- **Excerpted data**
____________________
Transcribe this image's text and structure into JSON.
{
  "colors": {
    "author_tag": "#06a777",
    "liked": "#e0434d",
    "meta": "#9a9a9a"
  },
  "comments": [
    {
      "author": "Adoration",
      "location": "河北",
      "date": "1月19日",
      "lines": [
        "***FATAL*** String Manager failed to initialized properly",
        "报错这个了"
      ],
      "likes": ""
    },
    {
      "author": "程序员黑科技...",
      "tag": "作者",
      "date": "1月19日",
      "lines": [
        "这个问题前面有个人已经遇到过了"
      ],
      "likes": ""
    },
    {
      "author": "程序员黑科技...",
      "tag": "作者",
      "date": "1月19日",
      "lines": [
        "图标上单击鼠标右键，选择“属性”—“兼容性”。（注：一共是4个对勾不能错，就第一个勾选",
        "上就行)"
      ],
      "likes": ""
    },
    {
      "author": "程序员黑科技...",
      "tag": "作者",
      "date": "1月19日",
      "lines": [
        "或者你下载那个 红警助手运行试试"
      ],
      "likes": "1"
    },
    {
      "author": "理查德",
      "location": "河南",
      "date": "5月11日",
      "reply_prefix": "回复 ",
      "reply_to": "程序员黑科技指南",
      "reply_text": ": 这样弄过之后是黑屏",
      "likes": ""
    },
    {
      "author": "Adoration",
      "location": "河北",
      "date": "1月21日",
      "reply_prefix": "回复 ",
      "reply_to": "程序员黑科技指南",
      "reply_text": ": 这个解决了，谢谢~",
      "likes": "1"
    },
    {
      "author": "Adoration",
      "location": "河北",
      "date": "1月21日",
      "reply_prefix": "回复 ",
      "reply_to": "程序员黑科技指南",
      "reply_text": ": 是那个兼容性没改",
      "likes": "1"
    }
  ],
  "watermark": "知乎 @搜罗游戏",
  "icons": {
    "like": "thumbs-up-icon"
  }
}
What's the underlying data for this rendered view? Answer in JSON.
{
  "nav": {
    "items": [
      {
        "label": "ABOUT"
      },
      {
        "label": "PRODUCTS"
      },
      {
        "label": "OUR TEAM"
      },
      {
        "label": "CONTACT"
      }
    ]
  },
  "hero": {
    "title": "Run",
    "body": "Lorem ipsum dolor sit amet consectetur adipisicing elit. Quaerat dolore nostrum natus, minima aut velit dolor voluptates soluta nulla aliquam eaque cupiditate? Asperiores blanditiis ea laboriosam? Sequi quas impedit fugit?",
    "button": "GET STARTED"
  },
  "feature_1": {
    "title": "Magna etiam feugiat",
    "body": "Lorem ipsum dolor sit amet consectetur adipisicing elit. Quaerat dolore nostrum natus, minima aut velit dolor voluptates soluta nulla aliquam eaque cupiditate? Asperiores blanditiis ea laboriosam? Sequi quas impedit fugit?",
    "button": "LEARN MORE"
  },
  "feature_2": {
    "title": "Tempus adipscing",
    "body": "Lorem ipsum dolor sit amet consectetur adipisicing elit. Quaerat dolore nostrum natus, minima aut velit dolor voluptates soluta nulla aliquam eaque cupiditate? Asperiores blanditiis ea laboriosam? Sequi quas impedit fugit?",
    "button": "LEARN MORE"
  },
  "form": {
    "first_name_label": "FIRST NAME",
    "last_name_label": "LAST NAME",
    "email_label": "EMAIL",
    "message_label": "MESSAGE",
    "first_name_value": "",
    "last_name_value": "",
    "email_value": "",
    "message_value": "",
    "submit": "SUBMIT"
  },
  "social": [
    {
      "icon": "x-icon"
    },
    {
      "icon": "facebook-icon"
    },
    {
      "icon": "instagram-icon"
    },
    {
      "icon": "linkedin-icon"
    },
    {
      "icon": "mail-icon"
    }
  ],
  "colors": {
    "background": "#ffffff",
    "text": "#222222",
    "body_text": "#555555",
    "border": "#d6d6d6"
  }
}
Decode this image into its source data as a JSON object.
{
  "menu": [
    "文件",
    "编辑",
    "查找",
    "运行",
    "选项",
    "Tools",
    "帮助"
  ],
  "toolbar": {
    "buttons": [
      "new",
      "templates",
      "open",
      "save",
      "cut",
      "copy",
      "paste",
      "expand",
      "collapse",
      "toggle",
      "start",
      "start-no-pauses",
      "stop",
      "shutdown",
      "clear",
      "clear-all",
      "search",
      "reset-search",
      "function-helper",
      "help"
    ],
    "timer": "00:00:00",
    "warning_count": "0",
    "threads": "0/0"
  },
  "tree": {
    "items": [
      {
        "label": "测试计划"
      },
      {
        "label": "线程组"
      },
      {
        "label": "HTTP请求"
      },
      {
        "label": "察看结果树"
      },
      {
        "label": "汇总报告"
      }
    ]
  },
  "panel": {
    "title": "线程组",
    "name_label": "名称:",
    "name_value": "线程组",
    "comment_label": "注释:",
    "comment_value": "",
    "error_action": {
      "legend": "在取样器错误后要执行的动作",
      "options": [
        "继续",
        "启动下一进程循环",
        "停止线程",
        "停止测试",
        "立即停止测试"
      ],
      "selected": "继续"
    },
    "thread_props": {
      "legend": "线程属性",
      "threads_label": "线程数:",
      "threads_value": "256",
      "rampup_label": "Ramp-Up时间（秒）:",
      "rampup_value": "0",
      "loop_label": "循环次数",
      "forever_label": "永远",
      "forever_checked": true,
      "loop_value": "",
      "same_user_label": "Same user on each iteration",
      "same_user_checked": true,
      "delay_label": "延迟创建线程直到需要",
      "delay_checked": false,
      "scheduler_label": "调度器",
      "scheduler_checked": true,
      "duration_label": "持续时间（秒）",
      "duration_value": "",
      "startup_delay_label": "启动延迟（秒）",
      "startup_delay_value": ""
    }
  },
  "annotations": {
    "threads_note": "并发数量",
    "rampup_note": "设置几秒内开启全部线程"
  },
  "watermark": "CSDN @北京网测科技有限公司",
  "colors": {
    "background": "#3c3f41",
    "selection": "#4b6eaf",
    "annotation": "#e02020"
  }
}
____________________
Word for word, write out the data.

Transcribe this image's text and structure into JSON.
{
  "colors": {
    "author_tag": "#06a777",
    "liked": "#e0434d",
    "meta": "#9a9a9a"
  },
  "comments": [
    {
      "author": "Adoration",
      "location": "河北",
      "date": "1月19日",
      "lines": [
        "***FATAL*** String Manager failed to initialized properly",
        "报错这个了"
      ],
      "likes": ""
    },
    {
      "author": "程序员黑科技...",
      "tag": "作者",
      "date": "1月19日",
      "lines": [
        "这个问题前面有个人已经遇到过了"
      ],
      "likes": ""
    },
    {
      "author": "程序员黑科技...",
      "tag": "作者",
      "date": "1月19日",
      "lines": [
        "图标上单击鼠标右键，选择“属性”—“兼容性”。（注：一共是4个对勾不能错，就第一个勾选",
        "上就行)"
      ],
      "likes": ""
    },
    {
      "author": "程序员黑科技...",
      "tag": "作者",
      "date": "1月19日",
      "lines": [
        "或者你下载那个 红警助手运行试试"
      ],
      "likes": "1"
    },
    {
      "author": "理查德",
      "location": "河南",
      "date": "5月11日",
      "reply_prefix": "回复 ",
      "reply_to": "程序员黑科技指南",
      "reply_text": ": 这样弄过之后是黑屏",
      "likes": ""
    },
    {
      "author": "Adoration",
      "location": "河北",
      "date": "1月21日",
      "reply_prefix": "回复 ",
      "reply_to": "程序员黑科技指南",
      "reply_text": ": 这个解决了，谢谢~",
      "likes": "1"
    },
    {
      "author": "Adoration",
      "location": "河北",
      "date": "1月21日",
      "reply_prefix": "回复 ",
      "reply_to": "程序员黑科技指南",
      "reply_text": ": 是那个兼容性没改",
      "likes": "1"
    }
  ],
  "watermark": "知乎 @搜罗游戏",
  "icons": {
    "like": "thumbs-up-icon"
  }
}
What's the underlying data for this rendered view? Answer in JSON.
{
  "nav": {
    "items": [
      {
        "label": "ABOUT"
      },
      {
        "label": "PRODUCTS"
      },
      {
        "label": "OUR TEAM"
      },
      {
        "label": "CONTACT"
      }
    ]
  },
  "hero": {
    "title": "Run",
    "body": "Lorem ipsum dolor sit amet consectetur adipisicing elit. Quaerat dolore nostrum natus, minima aut velit dolor voluptates soluta nulla aliquam eaque cupiditate? Asperiores blanditiis ea laboriosam? Sequi quas impedit fugit?",
    "button": "GET STARTED"
  },
  "feature_1": {
    "title": "Magna etiam feugiat",
    "body": "Lorem ipsum dolor sit amet consectetur adipisicing elit. Quaerat dolore nostrum natus, minima aut velit dolor voluptates soluta nulla aliquam eaque cupiditate? Asperiores blanditiis ea laboriosam? Sequi quas impedit fugit?",
    "button": "LEARN MORE"
  },
  "feature_2": {
    "title": "Tempus adipscing",
    "body": "Lorem ipsum dolor sit amet consectetur adipisicing elit. Quaerat dolore nostrum natus, minima aut velit dolor voluptates soluta nulla aliquam eaque cupiditate? Asperiores blanditiis ea laboriosam? Sequi quas impedit fugit?",
    "button": "LEARN MORE"
  },
  "form": {
    "first_name_label": "FIRST NAME",
    "last_name_label": "LAST NAME",
    "email_label": "EMAIL",
    "message_label": "MESSAGE",
    "first_name_value": "",
    "last_name_value": "",
    "email_value": "",
    "message_value": "",
    "submit": "SUBMIT"
  },
  "social": [
    {
      "icon": "x-icon"
    },
    {
      "icon": "facebook-icon"
    },
    {
      "icon": "instagram-icon"
    },
    {
      "icon": "linkedin-icon"
    },
    {
      "icon": "mail-icon"
    }
  ],
  "colors": {
    "background": "#ffffff",
    "text": "#222222",
    "body_text": "#555555",
    "border": "#d6d6d6"
  }
}
Decode this image into its source data as a JSON object.
{
  "menu": [
    "文件",
    "编辑",
    "查找",
    "运行",
    "选项",
    "Tools",
    "帮助"
  ],
  "toolbar": {
    "buttons": [
      "new",
      "templates",
      "open",
      "save",
      "cut",
      "copy",
      "paste",
      "expand",
      "collapse",
      "toggle",
      "start",
      "start-no-pauses",
      "stop",
      "shutdown",
      "clear",
      "clear-all",
      "search",
      "reset-search",
      "function-helper",
      "help"
    ],
    "timer": "00:00:00",
    "warning_count": "0",
    "threads": "0/0"
  },
  "tree": {
    "items": [
      {
        "label": "测试计划"
      },
      {
        "label": "线程组"
      },
      {
        "label": "HTTP请求"
      },
      {
        "label": "察看结果树"
      },
      {
        "label": "汇总报告"
      }
    ]
  },
  "panel": {
    "title": "线程组",
    "name_label": "名称:",
    "name_value": "线程组",
    "comment_label": "注释:",
    "comment_value": "",
    "error_action": {
      "legend": "在取样器错误后要执行的动作",
      "options": [
        "继续",
        "启动下一进程循环",
        "停止线程",
        "停止测试",
        "立即停止测试"
      ],
      "selected": "继续"
    },
    "thread_props": {
      "legend": "线程属性",
      "threads_label": "线程数:",
      "threads_value": "256",
      "rampup_label": "Ramp-Up时间（秒）:",
      "rampup_value": "0",
      "loop_label": "循环次数",
      "forever_label": "永远",
      "forever_checked": true,
      "loop_value": "",
      "same_user_label": "Same user on each iteration",
      "same_user_checked": true,
      "delay_label": "延迟创建线程直到需要",
      "delay_checked": false,
      "scheduler_label": "调度器",
      "scheduler_checked": true,
      "duration_label": "持续时间（秒）",
      "duration_value": "",
      "startup_delay_label": "启动延迟（秒）",
      "startup_delay_value": ""
    }
  },
  "annotations": {
    "threads_note": "并发数量",
    "rampup_note": "设置几秒内开启全部线程"
  },
  "watermark": "CSDN @北京网测科技有限公司",
  "colors": {
    "background": "#3c3f41",
    "selection": "#4b6eaf",
    "annotation": "#e02020"
  }
}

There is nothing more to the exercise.